:: BRANO DEL DOCUMENTO ::
╭──
Le vergini sapienti hanno alimentato giorno dopo giorno la lampada del cuore con l’olio dell’amore, un amore fedele, capace di aspettare senza spegnere l’attesa. L’olio è stato dato a tutte, ma la stoltezza delle vergini è nella loro incapacità di amare e di attendere l’amato, tenendo insieme presente e futuro.
La parabola è raccontata come immagine di ciò che avverrà alla fine, ma anche per mostrare ciò che avviene quotidianamente nella nostra storia terrena, in rapporto al desiderio del cuore di godere pienezza, perché è nella storia terrena che noi giochiamo il desiderio del cielo. L’apice della parabola è proprio la vigilanza, l’attenzione del cuore a far convergere sul vero obiettivo i desideri del cuore perché possa trovare pienezza.
Ed ecco la conclusione che riprende tutto il discorso escatologico: “vigilate perché non conoscete né il giorno né l’ora”, per questo occorre lavorare con impegno instancabile, facendo splendere attraverso le nostre opere buone l’amore di Dio per il mondo.
Siamo in tempi difficili, come si osa dire, c’è un nemico che ci insegue, ci vuole dividere, sconfiggere, uccidere… proprio come ai tempi della comunità del libro dell’Apocalisse, e proprio in questo libro, si incontrano le più alte vette della speranza, una speranza che ci fa ‘vedere’ nella fede ciò che gli occhi della carne non riescono, una realtà già in atto, già presente.
╰──
:: SEZIONE DATI ::
╭──
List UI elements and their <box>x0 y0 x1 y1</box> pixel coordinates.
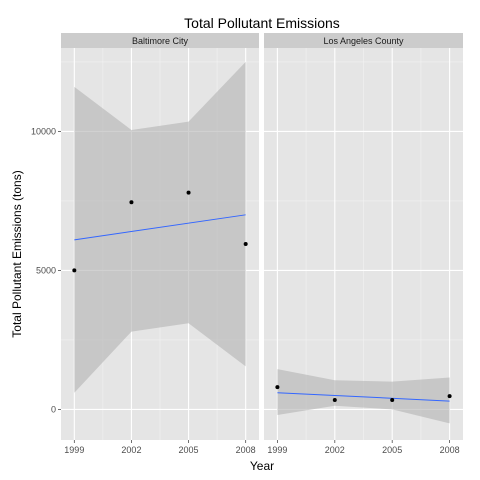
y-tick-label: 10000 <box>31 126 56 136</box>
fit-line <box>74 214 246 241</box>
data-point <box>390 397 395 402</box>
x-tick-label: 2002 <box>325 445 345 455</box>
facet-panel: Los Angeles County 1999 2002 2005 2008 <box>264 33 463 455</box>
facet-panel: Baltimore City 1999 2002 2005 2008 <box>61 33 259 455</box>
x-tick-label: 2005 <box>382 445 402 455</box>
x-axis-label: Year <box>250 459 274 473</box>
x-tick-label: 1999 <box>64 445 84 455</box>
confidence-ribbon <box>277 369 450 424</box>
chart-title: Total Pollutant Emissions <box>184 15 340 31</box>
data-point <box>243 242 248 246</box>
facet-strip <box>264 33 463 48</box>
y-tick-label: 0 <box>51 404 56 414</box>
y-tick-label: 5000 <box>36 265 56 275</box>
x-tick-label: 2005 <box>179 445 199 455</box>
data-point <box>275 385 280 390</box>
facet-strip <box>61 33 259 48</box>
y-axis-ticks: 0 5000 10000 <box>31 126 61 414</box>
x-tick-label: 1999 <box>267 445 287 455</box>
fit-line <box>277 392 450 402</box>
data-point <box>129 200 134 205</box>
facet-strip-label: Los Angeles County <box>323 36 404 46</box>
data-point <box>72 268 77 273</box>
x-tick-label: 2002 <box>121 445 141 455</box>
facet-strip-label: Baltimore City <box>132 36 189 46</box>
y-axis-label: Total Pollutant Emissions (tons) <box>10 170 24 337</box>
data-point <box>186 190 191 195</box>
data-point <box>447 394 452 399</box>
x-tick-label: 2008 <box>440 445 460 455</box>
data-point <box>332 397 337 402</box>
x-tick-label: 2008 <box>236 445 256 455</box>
╰──
╭──
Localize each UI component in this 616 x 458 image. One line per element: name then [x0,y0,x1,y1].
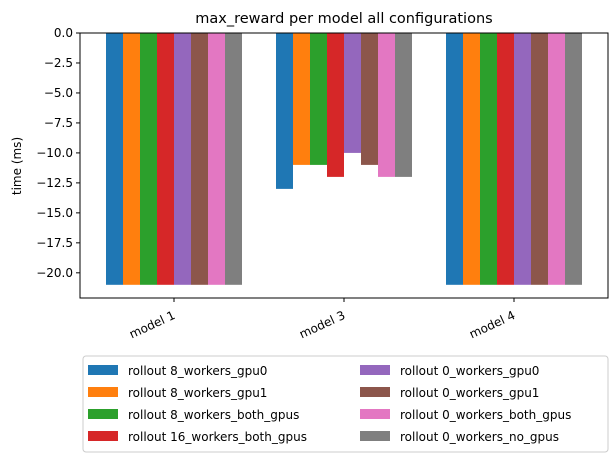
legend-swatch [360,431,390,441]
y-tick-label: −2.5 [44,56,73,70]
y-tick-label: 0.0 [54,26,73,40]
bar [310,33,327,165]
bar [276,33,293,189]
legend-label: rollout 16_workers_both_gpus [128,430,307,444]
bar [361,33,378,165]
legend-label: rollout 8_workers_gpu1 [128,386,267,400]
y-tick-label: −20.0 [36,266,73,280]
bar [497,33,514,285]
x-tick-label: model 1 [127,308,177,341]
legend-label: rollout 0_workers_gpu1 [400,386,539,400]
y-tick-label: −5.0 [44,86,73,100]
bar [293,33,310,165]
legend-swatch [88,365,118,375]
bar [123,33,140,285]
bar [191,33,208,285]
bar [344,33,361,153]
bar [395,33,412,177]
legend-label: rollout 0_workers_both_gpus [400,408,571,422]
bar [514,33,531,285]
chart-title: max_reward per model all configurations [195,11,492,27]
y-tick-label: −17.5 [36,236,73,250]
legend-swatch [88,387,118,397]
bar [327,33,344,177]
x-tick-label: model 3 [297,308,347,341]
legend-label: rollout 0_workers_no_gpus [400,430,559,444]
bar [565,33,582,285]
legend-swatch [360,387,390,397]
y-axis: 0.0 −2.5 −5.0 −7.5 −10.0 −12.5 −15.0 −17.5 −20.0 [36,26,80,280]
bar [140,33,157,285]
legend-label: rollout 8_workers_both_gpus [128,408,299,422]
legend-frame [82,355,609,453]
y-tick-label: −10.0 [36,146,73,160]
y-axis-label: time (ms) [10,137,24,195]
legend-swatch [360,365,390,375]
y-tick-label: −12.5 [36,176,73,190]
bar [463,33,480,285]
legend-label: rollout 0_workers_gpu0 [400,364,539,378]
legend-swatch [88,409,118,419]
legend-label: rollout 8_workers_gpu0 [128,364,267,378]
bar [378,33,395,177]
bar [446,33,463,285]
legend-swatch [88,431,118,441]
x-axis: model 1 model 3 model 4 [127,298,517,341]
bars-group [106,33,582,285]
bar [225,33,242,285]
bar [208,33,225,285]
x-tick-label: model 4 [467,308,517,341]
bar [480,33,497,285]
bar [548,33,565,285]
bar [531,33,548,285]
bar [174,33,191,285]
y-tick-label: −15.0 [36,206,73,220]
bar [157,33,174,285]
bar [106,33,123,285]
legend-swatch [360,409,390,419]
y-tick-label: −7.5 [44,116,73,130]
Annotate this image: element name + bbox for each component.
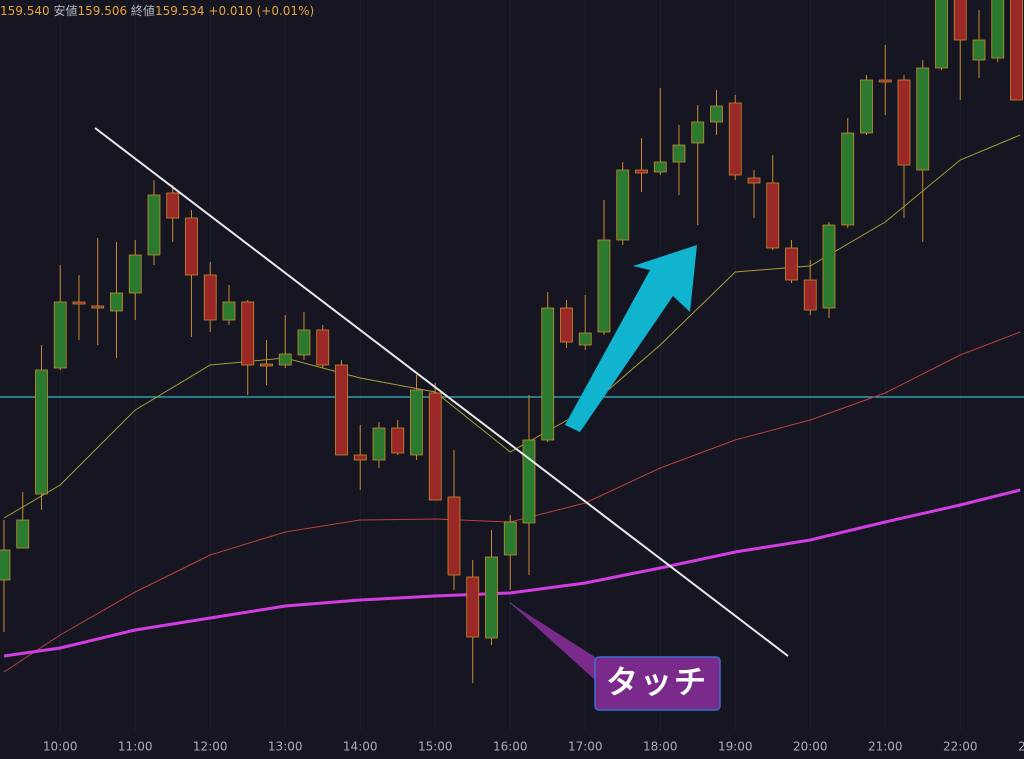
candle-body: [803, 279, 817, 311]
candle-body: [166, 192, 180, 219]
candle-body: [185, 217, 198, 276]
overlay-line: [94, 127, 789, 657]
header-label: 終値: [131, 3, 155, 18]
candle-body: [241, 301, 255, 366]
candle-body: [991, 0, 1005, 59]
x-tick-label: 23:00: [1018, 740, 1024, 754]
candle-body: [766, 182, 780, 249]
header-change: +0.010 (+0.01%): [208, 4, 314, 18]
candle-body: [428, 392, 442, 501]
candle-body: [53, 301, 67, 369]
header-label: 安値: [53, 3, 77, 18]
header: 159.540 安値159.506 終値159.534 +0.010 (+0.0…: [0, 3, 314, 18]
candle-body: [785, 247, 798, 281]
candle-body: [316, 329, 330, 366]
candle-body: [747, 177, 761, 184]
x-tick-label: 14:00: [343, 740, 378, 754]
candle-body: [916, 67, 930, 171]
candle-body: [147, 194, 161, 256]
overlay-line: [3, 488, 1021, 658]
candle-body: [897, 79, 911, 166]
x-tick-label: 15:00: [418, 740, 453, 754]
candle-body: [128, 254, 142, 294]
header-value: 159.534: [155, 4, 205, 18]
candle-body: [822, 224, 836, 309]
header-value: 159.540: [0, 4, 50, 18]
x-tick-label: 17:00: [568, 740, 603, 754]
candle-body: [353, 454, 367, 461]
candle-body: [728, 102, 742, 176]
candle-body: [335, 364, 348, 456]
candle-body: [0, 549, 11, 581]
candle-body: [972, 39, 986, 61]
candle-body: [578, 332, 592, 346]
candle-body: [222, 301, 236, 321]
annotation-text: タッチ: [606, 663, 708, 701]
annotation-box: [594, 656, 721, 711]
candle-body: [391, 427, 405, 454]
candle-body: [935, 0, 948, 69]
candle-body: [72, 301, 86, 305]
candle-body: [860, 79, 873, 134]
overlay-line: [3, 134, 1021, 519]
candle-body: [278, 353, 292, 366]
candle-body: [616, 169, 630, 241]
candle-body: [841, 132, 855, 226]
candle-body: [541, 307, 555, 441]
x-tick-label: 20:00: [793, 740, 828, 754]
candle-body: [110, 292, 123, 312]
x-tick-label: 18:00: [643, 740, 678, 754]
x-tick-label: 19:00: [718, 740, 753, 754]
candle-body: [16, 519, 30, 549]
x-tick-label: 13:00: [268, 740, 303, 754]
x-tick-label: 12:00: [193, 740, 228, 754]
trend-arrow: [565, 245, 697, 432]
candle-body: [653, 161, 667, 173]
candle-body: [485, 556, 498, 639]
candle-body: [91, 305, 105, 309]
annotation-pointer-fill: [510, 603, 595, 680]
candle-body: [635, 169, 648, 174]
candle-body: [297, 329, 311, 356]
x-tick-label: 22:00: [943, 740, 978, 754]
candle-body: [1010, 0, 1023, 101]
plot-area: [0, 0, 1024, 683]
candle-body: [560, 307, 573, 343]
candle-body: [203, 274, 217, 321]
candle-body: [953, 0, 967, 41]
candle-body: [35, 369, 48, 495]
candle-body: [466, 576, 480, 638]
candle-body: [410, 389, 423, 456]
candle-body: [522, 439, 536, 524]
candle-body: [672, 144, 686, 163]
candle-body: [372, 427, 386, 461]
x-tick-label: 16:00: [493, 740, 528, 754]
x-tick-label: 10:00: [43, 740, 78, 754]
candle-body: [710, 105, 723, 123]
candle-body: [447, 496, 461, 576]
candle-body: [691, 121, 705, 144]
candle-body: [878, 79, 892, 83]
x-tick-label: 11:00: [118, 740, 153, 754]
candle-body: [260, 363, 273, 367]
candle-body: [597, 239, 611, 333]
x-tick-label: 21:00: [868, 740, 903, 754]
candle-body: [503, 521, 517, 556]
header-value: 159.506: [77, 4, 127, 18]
╰──
:: CONSEGNE ::
• a. Secondo il brano sulla parabola delle vergini, che cosa vuole fare il nemico? Elenca i verbi che il brano usa per dirlo.
• b. Riproduci fedelmente la parte del brano sulla parabola delle vergini che si apre con le parole contenenti "Ed ecco la conclusione" e si chiude con "atto, già presente.".

:: SOLUZIONI ::
• a. dividere, sconfiggere, uccidere

• b.
Ed ecco la conclusione che riprende tutto il discorso escatologico: “vigilate perché non conoscete né il giorno né l’ora”, per questo occorre lavorare con impegno instancabile, facendo splendere attraverso le nostre opere buone l’amore di Dio per il mondo.
Siamo in tempi difficili, come si osa dire, c’è un nemico che ci insegue, ci vuole dividere, sconfiggere, uccidere… proprio come ai tempi della comunità del libro dell’Apocalisse, e proprio in questo libro, si incontrano le più alte vette della speranza, una speranza che ci fa ‘vedere’ nella fede ciò che gli occhi della carne non riescono, una realtà già in atto, già presente.